Repeat the material below word for word and leave out all pictures.

Collected data entries
###

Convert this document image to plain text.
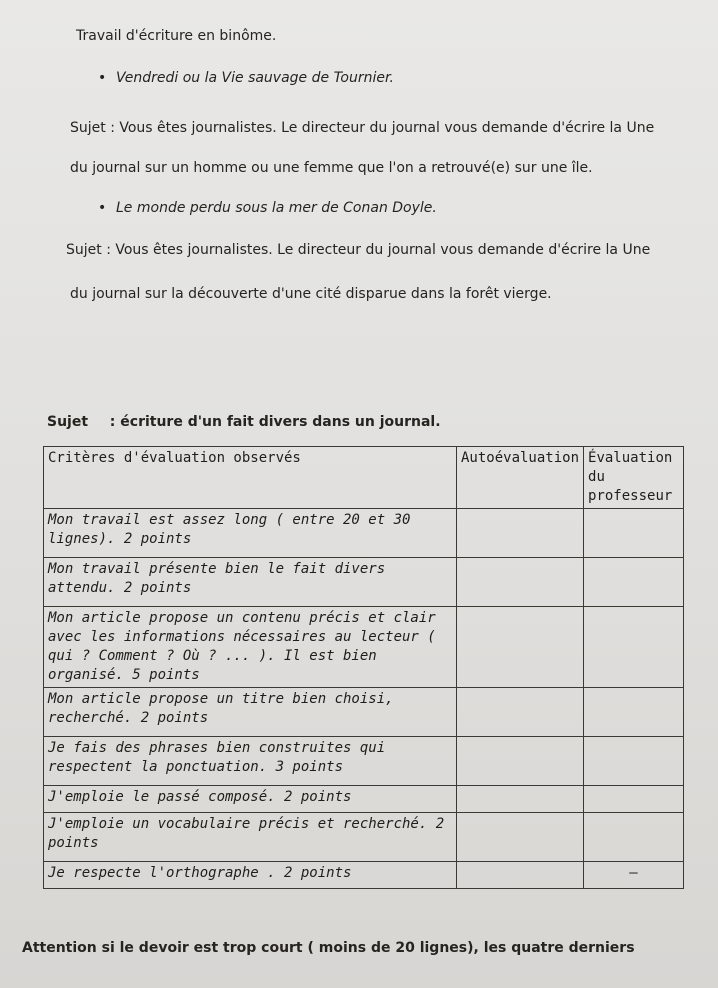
Travail d'écriture en binôme.
• Vendredi ou la Vie sauvage de Tournier.
Sujet : Vous êtes journalistes. Le directeur du journal vous demande d'écrire la Une
du journal sur un homme ou une femme que l'on a retrouvé(e) sur une île.
• Le monde perdu sous la mer de Conan Doyle.
Sujet : Vous êtes journalistes. Le directeur du journal vous demande d'écrire la Une
du journal sur la découverte d'une cité disparue dans la forêt vierge.
Sujet : écriture d'un fait divers dans un journal.
Critères d'évaluation observés	Autoévaluation	Évaluation du professeur
Mon travail est assez long ( entre 20 et 30 lignes). 2 points		
Mon travail présente bien le fait divers attendu. 2 points		
Mon article propose un contenu précis et clair avec les informations nécessaires au lecteur ( qui ? Comment ? Où ? ... ). Il est bien organisé. 5 points		
Mon article propose un titre bien choisi, recherché. 2 points		
Je fais des phrases bien construites qui respectent la ponctuation. 3 points		
J'emploie le passé composé. 2 points		
J'emploie un vocabulaire précis et recherché. 2 points		
Je respecte l'orthographe . 2 points		–
Attention si le devoir est trop court ( moins de 20 lignes), les quatre derniers
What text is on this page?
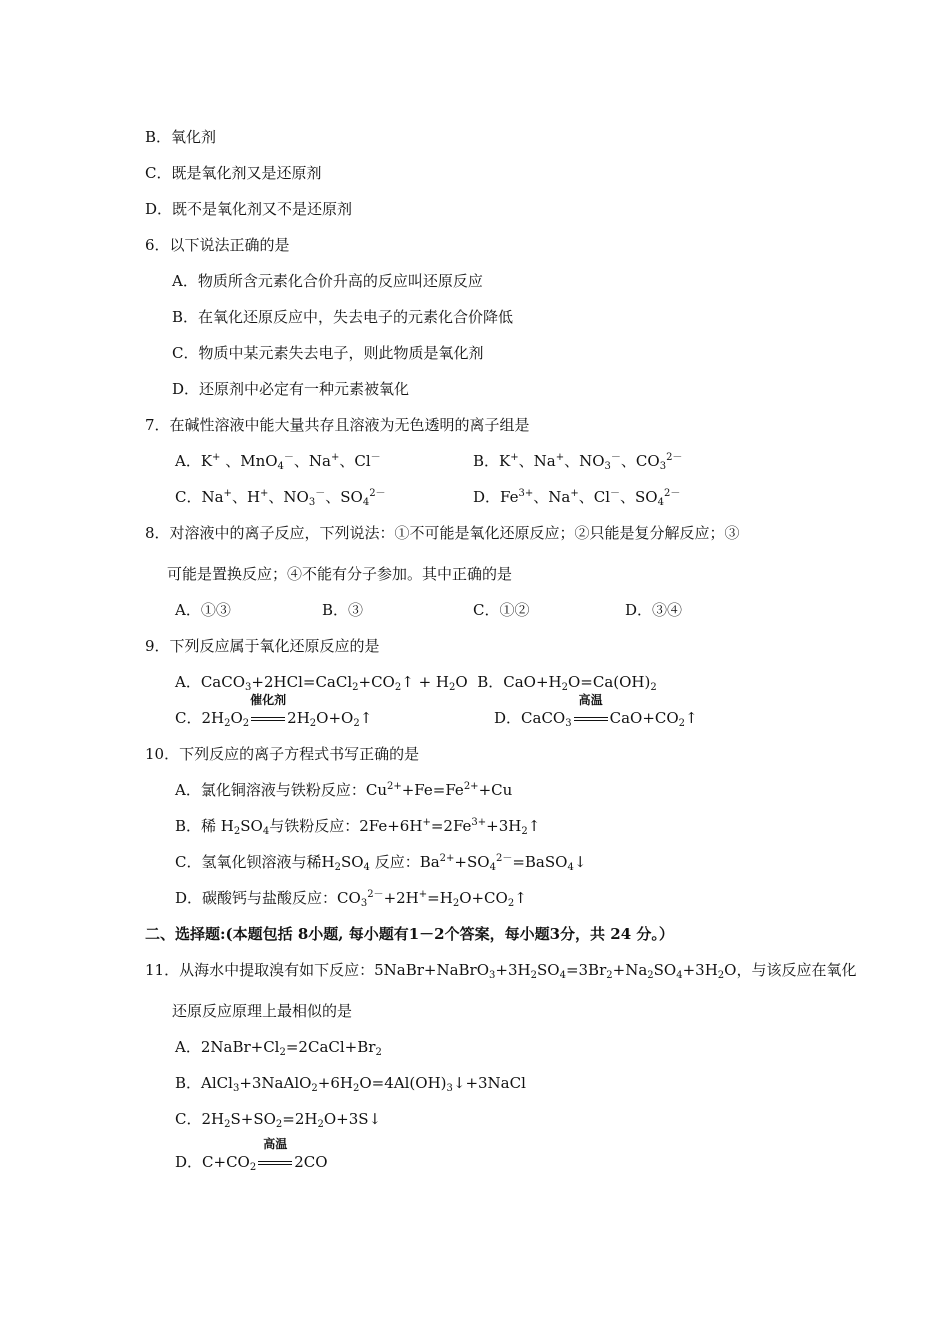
B．氧化剂
C．既是氧化剂又是还原剂
D．既不是氧化剂又不是还原剂
6．以下说法正确的是
A．物质所含元素化合价升高的反应叫还原反应
B．在氧化还原反应中，失去电子的元素化合价降低
C．物质中某元素失去电子，则此物质是氧化剂
D．还原剂中必定有一种元素被氧化
7．在碱性溶液中能大量共存且溶液为无色透明的离子组是
A．K+ 、MnO$_4$－、Na+、Cl－	B．K+、Na+、$NO_3^-$、$CO_3^{2-}$
C．Na+、H+、$NO_3^-$、$SO_4^{2-}$	D．$Fe^{3+}$、Na+、Cl－、$SO_4^{2-}$
8．对溶液中的离子反应，下列说法：①不可能是氧化还原反应；②只能是复分解反应；③
可能是置换反应；④不能有分子参加。其中正确的是
A．①③	B．③	C．①②	D．③④
9．下列反应属于氧化还原反应的是
A．$CaCO_3+2HCl=CaCl_2+CO_2↑ + H_2O$  B．$CaO+H_2O=Ca(OH)_2$
C．$2H_2O_2$
催化剂
$2H_2O+O_2↑$	D．CaCO$_3$
高温
$CaO+CO_2↑$
10．下列反应的离子方程式书写正确的是
A．氯化铜溶液与铁粉反应：$Cu^{2+}+Fe=Fe^{2+}+Cu$
B．稀 $H_2SO_4$与铁粉反应：$2Fe+6H^+=2Fe^{3+}+3H_2↑$
C．氢氧化钡溶液与稀$H_2SO_4$ 反应：$Ba^{2+}+SO_4^{2-}=BaSO_4↓$
D．碳酸钙与盐酸反应：$CO_3^{2-}+2H^+=H_2O+CO_2↑$
二、选择题:(本题包括 8小题, 每小题有1－2个答案，每小题3分，共 24 分。）
11．从海水中提取溴有如下反应：$5NaBr+NaBrO_3+3H_2SO_4=3Br_2+Na_2SO_4+3H_2O$，与该反应在氧化
还原反应原理上最相似的是
A．$2NaBr+Cl_2=2CaCl+Br_2$
B．$AlCl_3+3NaAlO_2+6H_2O=4Al(OH)_3↓+3NaCl$
C．$2H_2S+SO_2=2H_2O+3S↓$
D．$C+CO_2$
高温
2CO
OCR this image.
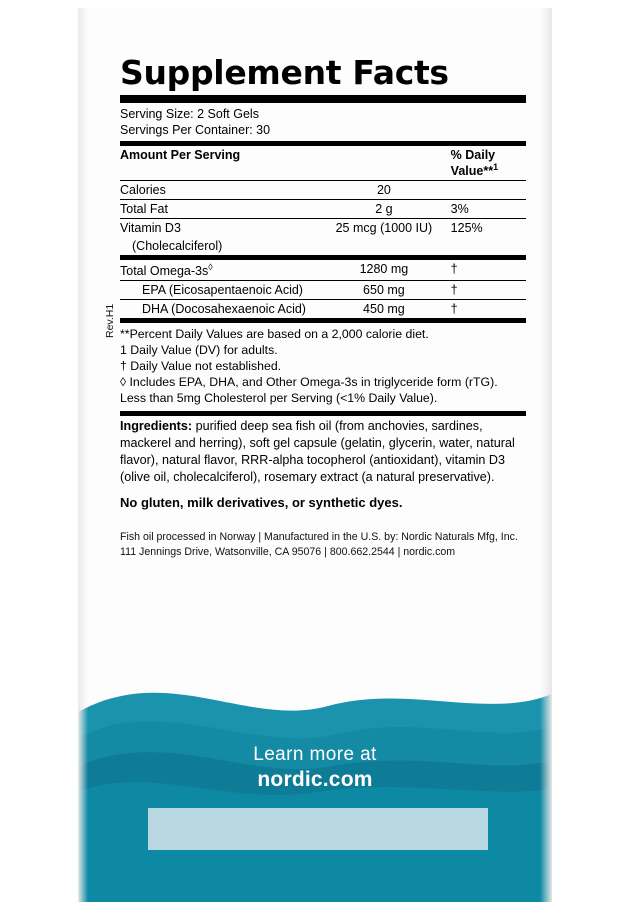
Supplement Facts
Serving Size: 2 Soft Gels
Servings Per Container: 30
Amount Per Serving		% Daily Value**$^1$
Calories	20	
Total Fat	2 g	3%
Vitamin D3	25 mcg (1000 IU)	125%
(Cholecalciferol)		
Total Omega-3s◊	1280 mg	†
EPA (Eicosapentaenoic Acid)	650 mg	†
DHA (Docosahexaenoic Acid)	450 mg	†
**Percent Daily Values are based on a 2,000 calorie diet.
1 Daily Value (DV) for adults.
† Daily Value not established.
◊ Includes EPA, DHA, and Other Omega-3s in triglyceride form (rTG).
Less than 5mg Cholesterol per Serving (<1% Daily Value).
Rev.H1
Ingredients: purified deep sea fish oil (from anchovies, sardines, mackerel and herring), soft gel capsule (gelatin, glycerin, water, natural flavor), natural flavor, RRR-alpha tocopherol (antioxidant), vitamin D3 (olive oil, cholecalciferol), rosemary extract (a natural preservative).
No gluten, milk derivatives, or synthetic dyes.
Fish oil processed in Norway | Manufactured in the U.S. by: Nordic Naturals Mfg, Inc.
111 Jennings Drive, Watsonville, CA 95076 | 800.662.2544 | nordic.com
Learn more at
nordic.com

###

- [Written answer]
Convert this document image to plain text.
Travail d'écriture en binôme.
• Vendredi ou la Vie sauvage de Tournier.
Sujet : Vous êtes journalistes. Le directeur du journal vous demande d'écrire la Une
du journal sur un homme ou une femme que l'on a retrouvé(e) sur une île.
• Le monde perdu sous la mer de Conan Doyle.
Sujet : Vous êtes journalistes. Le directeur du journal vous demande d'écrire la Une
du journal sur la découverte d'une cité disparue dans la forêt vierge.
Sujet : écriture d'un fait divers dans un journal.
Critères d'évaluation observés	Autoévaluation	Évaluation du professeur
Mon travail est assez long ( entre 20 et 30 lignes). 2 points		
Mon travail présente bien le fait divers attendu. 2 points		
Mon article propose un contenu précis et clair avec les informations nécessaires au lecteur ( qui ? Comment ? Où ? ... ). Il est bien organisé. 5 points		
Mon article propose un titre bien choisi, recherché. 2 points		
Je fais des phrases bien construites qui respectent la ponctuation. 3 points		
J'emploie le passé composé. 2 points		
J'emploie un vocabulaire précis et recherché. 2 points		
Je respecte l'orthographe . 2 points		–
Attention si le devoir est trop court ( moins de 20 lignes), les quatre derniers
What text is on this page?
B．氧化剂
C．既是氧化剂又是还原剂
D．既不是氧化剂又不是还原剂
6．以下说法正确的是
A．物质所含元素化合价升高的反应叫还原反应
B．在氧化还原反应中，失去电子的元素化合价降低
C．物质中某元素失去电子，则此物质是氧化剂
D．还原剂中必定有一种元素被氧化
7．在碱性溶液中能大量共存且溶液为无色透明的离子组是
A．K+ 、MnO$_4$－、Na+、Cl－	B．K+、Na+、$NO_3^-$、$CO_3^{2-}$
C．Na+、H+、$NO_3^-$、$SO_4^{2-}$	D．$Fe^{3+}$、Na+、Cl－、$SO_4^{2-}$
8．对溶液中的离子反应，下列说法：①不可能是氧化还原反应；②只能是复分解反应；③
可能是置换反应；④不能有分子参加。其中正确的是
A．①③	B．③	C．①②	D．③④
9．下列反应属于氧化还原反应的是
A．$CaCO_3+2HCl=CaCl_2+CO_2↑ + H_2O$  B．$CaO+H_2O=Ca(OH)_2$
C．$2H_2O_2$
催化剂
$2H_2O+O_2↑$	D．CaCO$_3$
高温
$CaO+CO_2↑$
10．下列反应的离子方程式书写正确的是
A．氯化铜溶液与铁粉反应：$Cu^{2+}+Fe=Fe^{2+}+Cu$
B．稀 $H_2SO_4$与铁粉反应：$2Fe+6H^+=2Fe^{3+}+3H_2↑$
C．氢氧化钡溶液与稀$H_2SO_4$ 反应：$Ba^{2+}+SO_4^{2-}=BaSO_4↓$
D．碳酸钙与盐酸反应：$CO_3^{2-}+2H^+=H_2O+CO_2↑$
二、选择题:(本题包括 8小题, 每小题有1－2个答案，每小题3分，共 24 分。）
11．从海水中提取溴有如下反应：$5NaBr+NaBrO_3+3H_2SO_4=3Br_2+Na_2SO_4+3H_2O$，与该反应在氧化
还原反应原理上最相似的是
A．$2NaBr+Cl_2=2CaCl+Br_2$
B．$AlCl_3+3NaAlO_2+6H_2O=4Al(OH)_3↓+3NaCl$
C．$2H_2S+SO_2=2H_2O+3S↓$
D．$C+CO_2$
高温
2CO
OCR this image.
Supplement Facts
Serving Size: 2 Soft Gels
Servings Per Container: 30
Amount Per Serving		% Daily Value**$^1$
Calories	20	
Total Fat	2 g	3%
Vitamin D3	25 mcg (1000 IU)	125%
(Cholecalciferol)		
Total Omega-3s◊	1280 mg	†
EPA (Eicosapentaenoic Acid)	650 mg	†
DHA (Docosahexaenoic Acid)	450 mg	†
**Percent Daily Values are based on a 2,000 calorie diet.
1 Daily Value (DV) for adults.
† Daily Value not established.
◊ Includes EPA, DHA, and Other Omega-3s in triglyceride form (rTG).
Less than 5mg Cholesterol per Serving (<1% Daily Value).
Rev.H1
Ingredients: purified deep sea fish oil (from anchovies, sardines, mackerel and herring), soft gel capsule (gelatin, glycerin, water, natural flavor), natural flavor, RRR-alpha tocopherol (antioxidant), vitamin D3 (olive oil, cholecalciferol), rosemary extract (a natural preservative).
No gluten, milk derivatives, or synthetic dyes.
Fish oil processed in Norway | Manufactured in the U.S. by: Nordic Naturals Mfg, Inc.
111 Jennings Drive, Watsonville, CA 95076 | 800.662.2544 | nordic.com
Learn more at
nordic.com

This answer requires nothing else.